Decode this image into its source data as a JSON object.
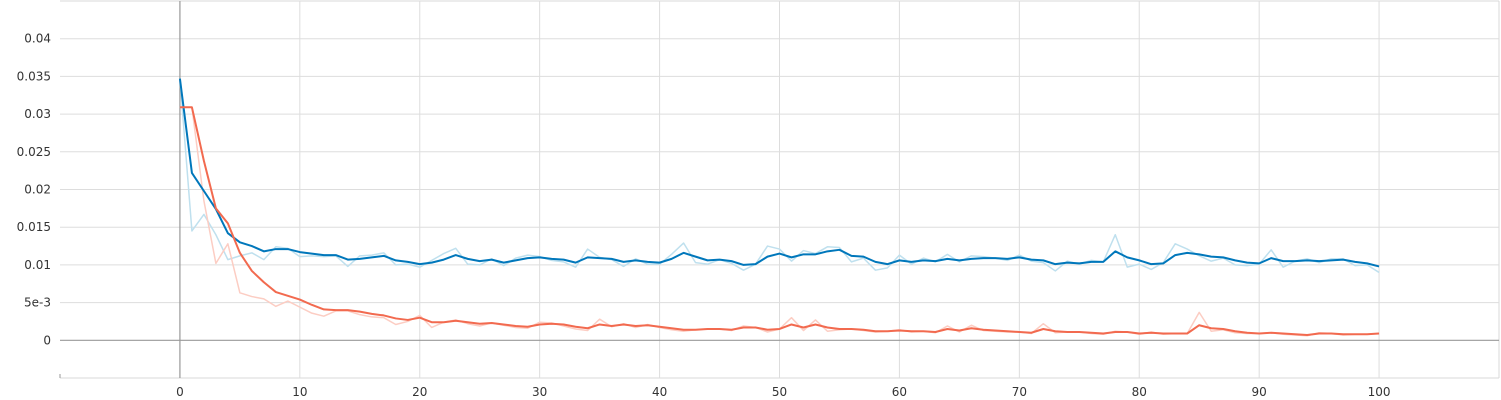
{
  "chart_data": {
    "type": "line",
    "title": "",
    "xlabel": "",
    "ylabel": "",
    "xlim": [
      -10,
      110
    ],
    "ylim": [
      -0.005,
      0.045
    ],
    "x_ticks": [
      0,
      10,
      20,
      30,
      40,
      50,
      60,
      70,
      80,
      90,
      100
    ],
    "x_tick_labels": [
      "0",
      "10",
      "20",
      "30",
      "40",
      "50",
      "60",
      "70",
      "80",
      "90",
      "100"
    ],
    "y_ticks": [
      0,
      0.005,
      0.01,
      0.015,
      0.02,
      0.025,
      0.03,
      0.035,
      0.04
    ],
    "y_tick_labels": [
      "0",
      "5e-3",
      "0.01",
      "0.015",
      "0.02",
      "0.025",
      "0.03",
      "0.035",
      "0.04"
    ],
    "grid": true,
    "series": [
      {
        "color": "#0077bb",
        "raw_color": "#bfe0ee",
        "x": [
          0,
          1,
          2,
          3,
          4,
          5,
          6,
          7,
          8,
          9,
          10,
          11,
          12,
          13,
          14,
          15,
          16,
          17,
          18,
          19,
          20,
          21,
          22,
          23,
          24,
          25,
          26,
          27,
          28,
          29,
          30,
          31,
          32,
          33,
          34,
          35,
          36,
          37,
          38,
          39,
          40,
          41,
          42,
          43,
          44,
          45,
          46,
          47,
          48,
          49,
          50,
          51,
          52,
          53,
          54,
          55,
          56,
          57,
          58,
          59,
          60,
          61,
          62,
          63,
          64,
          65,
          66,
          67,
          68,
          69,
          70,
          71,
          72,
          73,
          74,
          75,
          76,
          77,
          78,
          79,
          80,
          81,
          82,
          83,
          84,
          85,
          86,
          87,
          88,
          89,
          90,
          91,
          92,
          93,
          94,
          95,
          96,
          97,
          98,
          99,
          100
        ],
        "values": [
          0.0347,
          0.0222,
          0.0198,
          0.0174,
          0.0142,
          0.013,
          0.0125,
          0.0118,
          0.0121,
          0.0121,
          0.0117,
          0.0115,
          0.0113,
          0.0113,
          0.0107,
          0.0108,
          0.011,
          0.0112,
          0.0106,
          0.0104,
          0.0101,
          0.0103,
          0.0107,
          0.0113,
          0.0108,
          0.0105,
          0.0107,
          0.0103,
          0.0106,
          0.0109,
          0.011,
          0.0108,
          0.0107,
          0.0103,
          0.011,
          0.0109,
          0.0108,
          0.0104,
          0.0106,
          0.0104,
          0.0103,
          0.0108,
          0.0116,
          0.0111,
          0.0106,
          0.0107,
          0.0105,
          0.01,
          0.0101,
          0.0111,
          0.0115,
          0.011,
          0.0114,
          0.0114,
          0.0118,
          0.012,
          0.0112,
          0.0111,
          0.0104,
          0.0101,
          0.0106,
          0.0104,
          0.0106,
          0.0105,
          0.0108,
          0.0106,
          0.0108,
          0.0109,
          0.0109,
          0.0108,
          0.011,
          0.0107,
          0.0106,
          0.0101,
          0.0103,
          0.0102,
          0.0104,
          0.0104,
          0.0118,
          0.011,
          0.0106,
          0.0101,
          0.0102,
          0.0113,
          0.0116,
          0.0114,
          0.0111,
          0.011,
          0.0106,
          0.0103,
          0.0102,
          0.0109,
          0.0105,
          0.0105,
          0.0106,
          0.0105,
          0.0106,
          0.0107,
          0.0104,
          0.0102,
          0.0098
        ],
        "raw_values": [
          0.0347,
          0.0145,
          0.0167,
          0.014,
          0.0107,
          0.0112,
          0.0116,
          0.0107,
          0.0124,
          0.0122,
          0.0111,
          0.0112,
          0.0111,
          0.0112,
          0.0098,
          0.0112,
          0.0113,
          0.0116,
          0.01,
          0.0101,
          0.0097,
          0.0106,
          0.0115,
          0.0122,
          0.0101,
          0.01,
          0.0108,
          0.0099,
          0.0109,
          0.0113,
          0.0111,
          0.0106,
          0.0104,
          0.0097,
          0.0121,
          0.011,
          0.0107,
          0.0098,
          0.0108,
          0.0101,
          0.0101,
          0.0114,
          0.0129,
          0.0103,
          0.0101,
          0.0107,
          0.0102,
          0.0093,
          0.0101,
          0.0125,
          0.0121,
          0.0105,
          0.0119,
          0.0115,
          0.0124,
          0.0123,
          0.0104,
          0.0109,
          0.0093,
          0.0096,
          0.0113,
          0.0101,
          0.0109,
          0.0104,
          0.0114,
          0.0104,
          0.0112,
          0.0111,
          0.0109,
          0.0106,
          0.0113,
          0.0105,
          0.0103,
          0.0092,
          0.0105,
          0.0101,
          0.0106,
          0.0104,
          0.014,
          0.0097,
          0.0101,
          0.0094,
          0.0103,
          0.0128,
          0.0121,
          0.0112,
          0.0105,
          0.0109,
          0.01,
          0.0099,
          0.0101,
          0.012,
          0.0097,
          0.0105,
          0.0108,
          0.0103,
          0.0108,
          0.0108,
          0.0099,
          0.01,
          0.009
        ]
      },
      {
        "color": "#f26a4f",
        "raw_color": "#fccdc3",
        "x": [
          0,
          1,
          2,
          3,
          4,
          5,
          6,
          7,
          8,
          9,
          10,
          11,
          12,
          13,
          14,
          15,
          16,
          17,
          18,
          19,
          20,
          21,
          22,
          23,
          24,
          25,
          26,
          27,
          28,
          29,
          30,
          31,
          32,
          33,
          34,
          35,
          36,
          37,
          38,
          39,
          40,
          41,
          42,
          43,
          44,
          45,
          46,
          47,
          48,
          49,
          50,
          51,
          52,
          53,
          54,
          55,
          56,
          57,
          58,
          59,
          60,
          61,
          62,
          63,
          64,
          65,
          66,
          67,
          68,
          69,
          70,
          71,
          72,
          73,
          74,
          75,
          76,
          77,
          78,
          79,
          80,
          81,
          82,
          83,
          84,
          85,
          86,
          87,
          88,
          89,
          90,
          91,
          92,
          93,
          94,
          95,
          96,
          97,
          98,
          99,
          100
        ],
        "values": [
          0.0309,
          0.0309,
          0.0238,
          0.0175,
          0.0155,
          0.0116,
          0.0092,
          0.0077,
          0.0064,
          0.0059,
          0.0054,
          0.0047,
          0.0041,
          0.004,
          0.004,
          0.0038,
          0.0035,
          0.0033,
          0.0029,
          0.0027,
          0.003,
          0.0024,
          0.0024,
          0.0026,
          0.0024,
          0.0022,
          0.0023,
          0.0021,
          0.0019,
          0.0018,
          0.0021,
          0.0022,
          0.0021,
          0.0018,
          0.0016,
          0.0021,
          0.0019,
          0.0021,
          0.0019,
          0.002,
          0.0018,
          0.0016,
          0.0014,
          0.0014,
          0.0015,
          0.0015,
          0.0014,
          0.0017,
          0.0017,
          0.0014,
          0.0015,
          0.0021,
          0.0017,
          0.0021,
          0.0017,
          0.0015,
          0.0015,
          0.0014,
          0.0012,
          0.0012,
          0.0013,
          0.0012,
          0.0012,
          0.0011,
          0.0015,
          0.0013,
          0.0016,
          0.0014,
          0.0013,
          0.0012,
          0.0011,
          0.001,
          0.0015,
          0.0012,
          0.0011,
          0.0011,
          0.001,
          0.0009,
          0.0011,
          0.0011,
          0.0009,
          0.001,
          0.0009,
          0.0009,
          0.0009,
          0.002,
          0.0016,
          0.0015,
          0.0012,
          0.001,
          0.0009,
          0.001,
          0.0009,
          0.0008,
          0.0007,
          0.0009,
          0.0009,
          0.0008,
          0.0008,
          0.0008,
          0.0009
        ],
        "raw_values": [
          0.0309,
          0.0309,
          0.0185,
          0.0102,
          0.0128,
          0.0063,
          0.0058,
          0.0055,
          0.0045,
          0.0052,
          0.0044,
          0.0036,
          0.0032,
          0.0039,
          0.0039,
          0.0034,
          0.0031,
          0.003,
          0.0021,
          0.0025,
          0.0033,
          0.0017,
          0.0024,
          0.0027,
          0.0022,
          0.0019,
          0.0023,
          0.002,
          0.0017,
          0.0016,
          0.0024,
          0.0023,
          0.0019,
          0.0015,
          0.0013,
          0.0028,
          0.0018,
          0.0022,
          0.0017,
          0.0021,
          0.0017,
          0.0014,
          0.0012,
          0.0014,
          0.0015,
          0.0015,
          0.0013,
          0.0019,
          0.0017,
          0.0011,
          0.0015,
          0.003,
          0.0013,
          0.0027,
          0.0012,
          0.0014,
          0.0015,
          0.0013,
          0.0011,
          0.0012,
          0.0014,
          0.0011,
          0.0012,
          0.001,
          0.0019,
          0.0011,
          0.002,
          0.0013,
          0.0012,
          0.0011,
          0.0011,
          0.0009,
          0.0022,
          0.001,
          0.0011,
          0.0011,
          0.0009,
          0.0008,
          0.0012,
          0.0011,
          0.0008,
          0.0011,
          0.0008,
          0.0009,
          0.0009,
          0.0037,
          0.0012,
          0.0014,
          0.001,
          0.0009,
          0.0009,
          0.001,
          0.0008,
          0.0007,
          0.0006,
          0.001,
          0.0009,
          0.0007,
          0.0008,
          0.0008,
          0.0009
        ]
      }
    ]
  }
}
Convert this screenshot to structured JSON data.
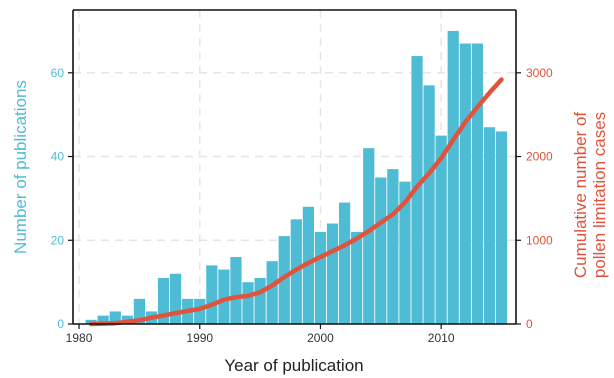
{
  "chart_data": {
    "type": "bar",
    "xlabel": "Year of publication",
    "ylabel_left_lines": [
      "Number of publications"
    ],
    "ylabel_right_lines": [
      "Cumulative number of",
      "pollen limitation cases"
    ],
    "xlim": [
      1979.5,
      2016.2
    ],
    "ylim_left": [
      0,
      75
    ],
    "ylim_right": [
      0,
      3750
    ],
    "x_ticks": [
      1980,
      1990,
      2000,
      2010
    ],
    "y_ticks_left": [
      0,
      20,
      40,
      60
    ],
    "y_ticks_right": [
      0,
      1000,
      2000,
      3000
    ],
    "grid": true,
    "colors": {
      "bars": "#4fbcd6",
      "line": "#e0533c",
      "axis": "#111111",
      "grid": "#e6e6e6"
    },
    "bar_series": {
      "x": [
        1981,
        1982,
        1983,
        1984,
        1985,
        1986,
        1987,
        1988,
        1989,
        1990,
        1991,
        1992,
        1993,
        1994,
        1995,
        1996,
        1997,
        1998,
        1999,
        2000,
        2001,
        2002,
        2003,
        2004,
        2005,
        2006,
        2007,
        2008,
        2009,
        2010,
        2011,
        2012,
        2013,
        2014,
        2015
      ],
      "values": [
        1,
        2,
        3,
        2,
        6,
        3,
        11,
        12,
        6,
        6,
        14,
        13,
        16,
        10,
        11,
        15,
        21,
        25,
        28,
        22,
        24,
        29,
        22,
        42,
        35,
        37,
        34,
        64,
        57,
        45,
        70,
        67,
        67,
        47,
        46
      ]
    },
    "line_series": {
      "x": [
        1981,
        1982,
        1983,
        1984,
        1985,
        1986,
        1987,
        1988,
        1989,
        1990,
        1991,
        1992,
        1993,
        1994,
        1995,
        1996,
        1997,
        1998,
        1999,
        2000,
        2001,
        2002,
        2003,
        2004,
        2005,
        2006,
        2007,
        2008,
        2009,
        2010,
        2011,
        2012,
        2013,
        2014,
        2015
      ],
      "values": [
        0,
        5,
        10,
        25,
        45,
        75,
        100,
        130,
        155,
        180,
        230,
        290,
        320,
        335,
        380,
        460,
        560,
        650,
        730,
        800,
        870,
        940,
        1020,
        1110,
        1210,
        1310,
        1450,
        1640,
        1800,
        1980,
        2200,
        2410,
        2590,
        2760,
        2920
      ]
    }
  }
}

========

### WHAT IS REQUIRED
Find how many lines hold the string "this", and state that number alone.

### WRITTEN REPLY
2